WRITTEN EXERCISE: Every entry needs to be reproduced exactly.

(Dataset rows about figures)
____

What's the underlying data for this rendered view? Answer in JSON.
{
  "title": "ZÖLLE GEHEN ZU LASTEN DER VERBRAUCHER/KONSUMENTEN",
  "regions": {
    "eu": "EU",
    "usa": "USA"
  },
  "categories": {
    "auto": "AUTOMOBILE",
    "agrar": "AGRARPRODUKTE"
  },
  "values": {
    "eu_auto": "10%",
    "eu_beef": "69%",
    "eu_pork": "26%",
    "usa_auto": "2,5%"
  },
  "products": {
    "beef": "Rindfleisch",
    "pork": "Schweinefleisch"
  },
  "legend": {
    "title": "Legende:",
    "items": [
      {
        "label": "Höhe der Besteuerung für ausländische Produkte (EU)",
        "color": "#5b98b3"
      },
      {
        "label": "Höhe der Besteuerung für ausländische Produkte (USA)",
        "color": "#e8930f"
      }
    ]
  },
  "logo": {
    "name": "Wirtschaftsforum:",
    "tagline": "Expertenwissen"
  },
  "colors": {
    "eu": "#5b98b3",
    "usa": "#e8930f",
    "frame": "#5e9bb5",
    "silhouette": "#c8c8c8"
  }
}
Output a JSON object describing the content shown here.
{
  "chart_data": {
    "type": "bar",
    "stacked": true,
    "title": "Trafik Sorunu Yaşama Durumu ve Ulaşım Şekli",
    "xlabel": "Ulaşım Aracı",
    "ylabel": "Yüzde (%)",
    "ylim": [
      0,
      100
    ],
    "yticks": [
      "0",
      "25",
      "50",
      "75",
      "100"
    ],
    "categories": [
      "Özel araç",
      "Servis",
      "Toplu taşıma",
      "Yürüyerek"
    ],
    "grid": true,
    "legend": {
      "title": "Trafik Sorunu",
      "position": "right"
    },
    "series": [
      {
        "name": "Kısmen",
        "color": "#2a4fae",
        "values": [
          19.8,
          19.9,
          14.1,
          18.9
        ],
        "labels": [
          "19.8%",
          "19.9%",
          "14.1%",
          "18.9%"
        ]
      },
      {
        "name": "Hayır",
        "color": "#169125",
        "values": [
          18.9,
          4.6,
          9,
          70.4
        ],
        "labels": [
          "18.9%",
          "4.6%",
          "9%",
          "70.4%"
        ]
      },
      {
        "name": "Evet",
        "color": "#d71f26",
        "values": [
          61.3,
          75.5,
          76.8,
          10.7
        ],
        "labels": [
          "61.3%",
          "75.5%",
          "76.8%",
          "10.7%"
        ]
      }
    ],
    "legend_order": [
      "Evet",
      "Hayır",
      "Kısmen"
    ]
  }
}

____

IN RESPONSE:
What's the underlying data for this rendered view? Answer in JSON.
{
  "title": "ZÖLLE GEHEN ZU LASTEN DER VERBRAUCHER/KONSUMENTEN",
  "regions": {
    "eu": "EU",
    "usa": "USA"
  },
  "categories": {
    "auto": "AUTOMOBILE",
    "agrar": "AGRARPRODUKTE"
  },
  "values": {
    "eu_auto": "10%",
    "eu_beef": "69%",
    "eu_pork": "26%",
    "usa_auto": "2,5%"
  },
  "products": {
    "beef": "Rindfleisch",
    "pork": "Schweinefleisch"
  },
  "legend": {
    "title": "Legende:",
    "items": [
      {
        "label": "Höhe der Besteuerung für ausländische Produkte (EU)",
        "color": "#5b98b3"
      },
      {
        "label": "Höhe der Besteuerung für ausländische Produkte (USA)",
        "color": "#e8930f"
      }
    ]
  },
  "logo": {
    "name": "Wirtschaftsforum:",
    "tagline": "Expertenwissen"
  },
  "colors": {
    "eu": "#5b98b3",
    "usa": "#e8930f",
    "frame": "#5e9bb5",
    "silhouette": "#c8c8c8"
  }
}
Output a JSON object describing the content shown here.
{
  "chart_data": {
    "type": "bar",
    "stacked": true,
    "title": "Trafik Sorunu Yaşama Durumu ve Ulaşım Şekli",
    "xlabel": "Ulaşım Aracı",
    "ylabel": "Yüzde (%)",
    "ylim": [
      0,
      100
    ],
    "yticks": [
      "0",
      "25",
      "50",
      "75",
      "100"
    ],
    "categories": [
      "Özel araç",
      "Servis",
      "Toplu taşıma",
      "Yürüyerek"
    ],
    "grid": true,
    "legend": {
      "title": "Trafik Sorunu",
      "position": "right"
    },
    "series": [
      {
        "name": "Kısmen",
        "color": "#2a4fae",
        "values": [
          19.8,
          19.9,
          14.1,
          18.9
        ],
        "labels": [
          "19.8%",
          "19.9%",
          "14.1%",
          "18.9%"
        ]
      },
      {
        "name": "Hayır",
        "color": "#169125",
        "values": [
          18.9,
          4.6,
          9,
          70.4
        ],
        "labels": [
          "18.9%",
          "4.6%",
          "9%",
          "70.4%"
        ]
      },
      {
        "name": "Evet",
        "color": "#d71f26",
        "values": [
          61.3,
          75.5,
          76.8,
          10.7
        ],
        "labels": [
          "61.3%",
          "75.5%",
          "76.8%",
          "10.7%"
        ]
      }
    ],
    "legend_order": [
      "Evet",
      "Hayır",
      "Kısmen"
    ]
  }
}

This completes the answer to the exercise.